Dataset excerpt:
|---|
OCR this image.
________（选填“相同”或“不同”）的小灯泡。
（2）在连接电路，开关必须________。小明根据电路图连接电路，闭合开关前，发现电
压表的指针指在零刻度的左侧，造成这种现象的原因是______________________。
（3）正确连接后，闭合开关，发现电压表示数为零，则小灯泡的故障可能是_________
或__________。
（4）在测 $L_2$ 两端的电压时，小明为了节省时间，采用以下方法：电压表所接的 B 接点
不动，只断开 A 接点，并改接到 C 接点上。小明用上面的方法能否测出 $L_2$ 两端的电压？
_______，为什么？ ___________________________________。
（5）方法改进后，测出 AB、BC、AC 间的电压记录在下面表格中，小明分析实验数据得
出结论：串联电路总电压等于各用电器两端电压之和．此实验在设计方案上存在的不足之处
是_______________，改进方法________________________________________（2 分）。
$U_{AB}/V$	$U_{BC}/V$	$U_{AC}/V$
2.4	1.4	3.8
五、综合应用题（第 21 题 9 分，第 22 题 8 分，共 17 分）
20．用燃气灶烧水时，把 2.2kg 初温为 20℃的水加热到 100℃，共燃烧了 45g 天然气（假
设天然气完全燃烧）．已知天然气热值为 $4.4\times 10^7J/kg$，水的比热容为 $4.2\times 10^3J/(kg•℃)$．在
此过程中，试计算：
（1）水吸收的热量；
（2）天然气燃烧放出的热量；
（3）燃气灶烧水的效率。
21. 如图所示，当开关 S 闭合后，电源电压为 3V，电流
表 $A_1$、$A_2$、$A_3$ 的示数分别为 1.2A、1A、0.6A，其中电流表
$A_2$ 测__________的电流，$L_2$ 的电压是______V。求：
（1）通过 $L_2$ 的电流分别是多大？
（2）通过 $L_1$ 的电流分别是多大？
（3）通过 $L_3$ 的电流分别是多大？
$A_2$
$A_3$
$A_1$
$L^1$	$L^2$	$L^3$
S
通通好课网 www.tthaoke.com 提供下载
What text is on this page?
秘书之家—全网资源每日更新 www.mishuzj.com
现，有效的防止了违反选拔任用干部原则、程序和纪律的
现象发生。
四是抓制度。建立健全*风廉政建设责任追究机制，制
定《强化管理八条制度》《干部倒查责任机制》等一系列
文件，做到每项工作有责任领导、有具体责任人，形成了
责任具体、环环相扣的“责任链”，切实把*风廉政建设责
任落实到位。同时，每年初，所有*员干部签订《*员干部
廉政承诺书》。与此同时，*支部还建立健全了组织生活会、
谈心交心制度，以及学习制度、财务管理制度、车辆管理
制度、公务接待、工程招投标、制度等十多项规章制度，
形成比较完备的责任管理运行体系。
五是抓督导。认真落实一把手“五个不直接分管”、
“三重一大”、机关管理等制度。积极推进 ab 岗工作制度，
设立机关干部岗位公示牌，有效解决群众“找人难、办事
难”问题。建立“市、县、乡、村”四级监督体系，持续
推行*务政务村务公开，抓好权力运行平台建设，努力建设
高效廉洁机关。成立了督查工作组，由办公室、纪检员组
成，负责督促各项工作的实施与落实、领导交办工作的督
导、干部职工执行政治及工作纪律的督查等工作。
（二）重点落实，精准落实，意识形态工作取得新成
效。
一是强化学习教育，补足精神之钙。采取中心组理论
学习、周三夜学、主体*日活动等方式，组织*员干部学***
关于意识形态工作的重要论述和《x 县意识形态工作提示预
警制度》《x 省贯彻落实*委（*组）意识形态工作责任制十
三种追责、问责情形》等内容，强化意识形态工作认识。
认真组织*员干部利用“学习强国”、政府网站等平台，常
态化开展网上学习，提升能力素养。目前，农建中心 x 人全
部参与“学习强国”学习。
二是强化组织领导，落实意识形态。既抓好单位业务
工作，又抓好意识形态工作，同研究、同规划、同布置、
|---|
• [Set task]
All of the entries above need to be reproduced exactly.

• [Response to the task]
OCR this image.
________（选填“相同”或“不同”）的小灯泡。
（2）在连接电路，开关必须________。小明根据电路图连接电路，闭合开关前，发现电
压表的指针指在零刻度的左侧，造成这种现象的原因是______________________。
（3）正确连接后，闭合开关，发现电压表示数为零，则小灯泡的故障可能是_________
或__________。
（4）在测 $L_2$ 两端的电压时，小明为了节省时间，采用以下方法：电压表所接的 B 接点
不动，只断开 A 接点，并改接到 C 接点上。小明用上面的方法能否测出 $L_2$ 两端的电压？
_______，为什么？ ___________________________________。
（5）方法改进后，测出 AB、BC、AC 间的电压记录在下面表格中，小明分析实验数据得
出结论：串联电路总电压等于各用电器两端电压之和．此实验在设计方案上存在的不足之处
是_______________，改进方法________________________________________（2 分）。
$U_{AB}/V$	$U_{BC}/V$	$U_{AC}/V$
2.4	1.4	3.8
五、综合应用题（第 21 题 9 分，第 22 题 8 分，共 17 分）
20．用燃气灶烧水时，把 2.2kg 初温为 20℃的水加热到 100℃，共燃烧了 45g 天然气（假
设天然气完全燃烧）．已知天然气热值为 $4.4\times 10^7J/kg$，水的比热容为 $4.2\times 10^3J/(kg•℃)$．在
此过程中，试计算：
（1）水吸收的热量；
（2）天然气燃烧放出的热量；
（3）燃气灶烧水的效率。
21. 如图所示，当开关 S 闭合后，电源电压为 3V，电流
表 $A_1$、$A_2$、$A_3$ 的示数分别为 1.2A、1A、0.6A，其中电流表
$A_2$ 测__________的电流，$L_2$ 的电压是______V。求：
（1）通过 $L_2$ 的电流分别是多大？
（2）通过 $L_1$ 的电流分别是多大？
（3）通过 $L_3$ 的电流分别是多大？
$A_2$
$A_3$
$A_1$
$L^1$	$L^2$	$L^3$
S
通通好课网 www.tthaoke.com 提供下载
What text is on this page?
秘书之家—全网资源每日更新 www.mishuzj.com
现，有效的防止了违反选拔任用干部原则、程序和纪律的
现象发生。
四是抓制度。建立健全*风廉政建设责任追究机制，制
定《强化管理八条制度》《干部倒查责任机制》等一系列
文件，做到每项工作有责任领导、有具体责任人，形成了
责任具体、环环相扣的“责任链”，切实把*风廉政建设责
任落实到位。同时，每年初，所有*员干部签订《*员干部
廉政承诺书》。与此同时，*支部还建立健全了组织生活会、
谈心交心制度，以及学习制度、财务管理制度、车辆管理
制度、公务接待、工程招投标、制度等十多项规章制度，
形成比较完备的责任管理运行体系。
五是抓督导。认真落实一把手“五个不直接分管”、
“三重一大”、机关管理等制度。积极推进 ab 岗工作制度，
设立机关干部岗位公示牌，有效解决群众“找人难、办事
难”问题。建立“市、县、乡、村”四级监督体系，持续
推行*务政务村务公开，抓好权力运行平台建设，努力建设
高效廉洁机关。成立了督查工作组，由办公室、纪检员组
成，负责督促各项工作的实施与落实、领导交办工作的督
导、干部职工执行政治及工作纪律的督查等工作。
（二）重点落实，精准落实，意识形态工作取得新成
效。
一是强化学习教育，补足精神之钙。采取中心组理论
学习、周三夜学、主体*日活动等方式，组织*员干部学***
关于意识形态工作的重要论述和《x 县意识形态工作提示预
警制度》《x 省贯彻落实*委（*组）意识形态工作责任制十
三种追责、问责情形》等内容，强化意识形态工作认识。
认真组织*员干部利用“学习强国”、政府网站等平台，常
态化开展网上学习，提升能力素养。目前，农建中心 x 人全
部参与“学习强国”学习。
二是强化组织领导，落实意识形态。既抓好单位业务
工作，又抓好意识形态工作，同研究、同规划、同布置、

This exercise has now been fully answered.